TASK TO CARRY OUT →
What follows is a block of records; restate each one word for word.

Dataset excerpts
--------------------------------------------------

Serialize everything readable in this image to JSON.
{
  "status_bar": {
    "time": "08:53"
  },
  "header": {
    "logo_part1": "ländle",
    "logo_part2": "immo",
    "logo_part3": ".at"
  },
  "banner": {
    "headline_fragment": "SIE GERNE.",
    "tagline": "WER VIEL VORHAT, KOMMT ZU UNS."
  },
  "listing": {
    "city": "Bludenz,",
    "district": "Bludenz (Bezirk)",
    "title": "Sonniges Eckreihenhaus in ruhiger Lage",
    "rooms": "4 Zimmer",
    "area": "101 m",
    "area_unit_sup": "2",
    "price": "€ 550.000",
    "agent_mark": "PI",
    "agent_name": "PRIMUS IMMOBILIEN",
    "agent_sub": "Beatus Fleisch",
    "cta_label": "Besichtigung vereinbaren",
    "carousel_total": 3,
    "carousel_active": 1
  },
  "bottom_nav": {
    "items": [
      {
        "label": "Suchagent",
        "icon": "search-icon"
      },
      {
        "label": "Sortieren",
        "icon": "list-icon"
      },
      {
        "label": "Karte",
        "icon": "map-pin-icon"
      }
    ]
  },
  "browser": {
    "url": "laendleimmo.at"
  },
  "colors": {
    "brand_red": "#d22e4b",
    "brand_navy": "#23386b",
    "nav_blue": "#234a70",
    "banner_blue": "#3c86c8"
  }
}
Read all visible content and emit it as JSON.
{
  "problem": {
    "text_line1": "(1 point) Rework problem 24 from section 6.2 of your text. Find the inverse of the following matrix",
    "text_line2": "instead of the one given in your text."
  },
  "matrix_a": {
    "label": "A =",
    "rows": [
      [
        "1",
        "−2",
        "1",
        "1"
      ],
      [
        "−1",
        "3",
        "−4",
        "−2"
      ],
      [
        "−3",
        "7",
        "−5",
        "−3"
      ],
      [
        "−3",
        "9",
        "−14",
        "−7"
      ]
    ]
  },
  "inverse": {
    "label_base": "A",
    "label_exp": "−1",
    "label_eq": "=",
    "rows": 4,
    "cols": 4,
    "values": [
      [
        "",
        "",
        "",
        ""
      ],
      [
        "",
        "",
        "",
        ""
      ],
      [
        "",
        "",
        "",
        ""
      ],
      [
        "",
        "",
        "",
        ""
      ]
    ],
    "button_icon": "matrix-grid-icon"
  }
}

--------------------------------------------------

TASK OUTPUT →
Serialize everything readable in this image to JSON.
{
  "status_bar": {
    "time": "08:53"
  },
  "header": {
    "logo_part1": "ländle",
    "logo_part2": "immo",
    "logo_part3": ".at"
  },
  "banner": {
    "headline_fragment": "SIE GERNE.",
    "tagline": "WER VIEL VORHAT, KOMMT ZU UNS."
  },
  "listing": {
    "city": "Bludenz,",
    "district": "Bludenz (Bezirk)",
    "title": "Sonniges Eckreihenhaus in ruhiger Lage",
    "rooms": "4 Zimmer",
    "area": "101 m",
    "area_unit_sup": "2",
    "price": "€ 550.000",
    "agent_mark": "PI",
    "agent_name": "PRIMUS IMMOBILIEN",
    "agent_sub": "Beatus Fleisch",
    "cta_label": "Besichtigung vereinbaren",
    "carousel_total": 3,
    "carousel_active": 1
  },
  "bottom_nav": {
    "items": [
      {
        "label": "Suchagent",
        "icon": "search-icon"
      },
      {
        "label": "Sortieren",
        "icon": "list-icon"
      },
      {
        "label": "Karte",
        "icon": "map-pin-icon"
      }
    ]
  },
  "browser": {
    "url": "laendleimmo.at"
  },
  "colors": {
    "brand_red": "#d22e4b",
    "brand_navy": "#23386b",
    "nav_blue": "#234a70",
    "banner_blue": "#3c86c8"
  }
}
Read all visible content and emit it as JSON.
{
  "problem": {
    "text_line1": "(1 point) Rework problem 24 from section 6.2 of your text. Find the inverse of the following matrix",
    "text_line2": "instead of the one given in your text."
  },
  "matrix_a": {
    "label": "A =",
    "rows": [
      [
        "1",
        "−2",
        "1",
        "1"
      ],
      [
        "−1",
        "3",
        "−4",
        "−2"
      ],
      [
        "−3",
        "7",
        "−5",
        "−3"
      ],
      [
        "−3",
        "9",
        "−14",
        "−7"
      ]
    ]
  },
  "inverse": {
    "label_base": "A",
    "label_exp": "−1",
    "label_eq": "=",
    "rows": 4,
    "cols": 4,
    "values": [
      [
        "",
        "",
        "",
        ""
      ],
      [
        "",
        "",
        "",
        ""
      ],
      [
        "",
        "",
        "",
        ""
      ],
      [
        "",
        "",
        "",
        ""
      ]
    ],
    "button_icon": "matrix-grid-icon"
  }
}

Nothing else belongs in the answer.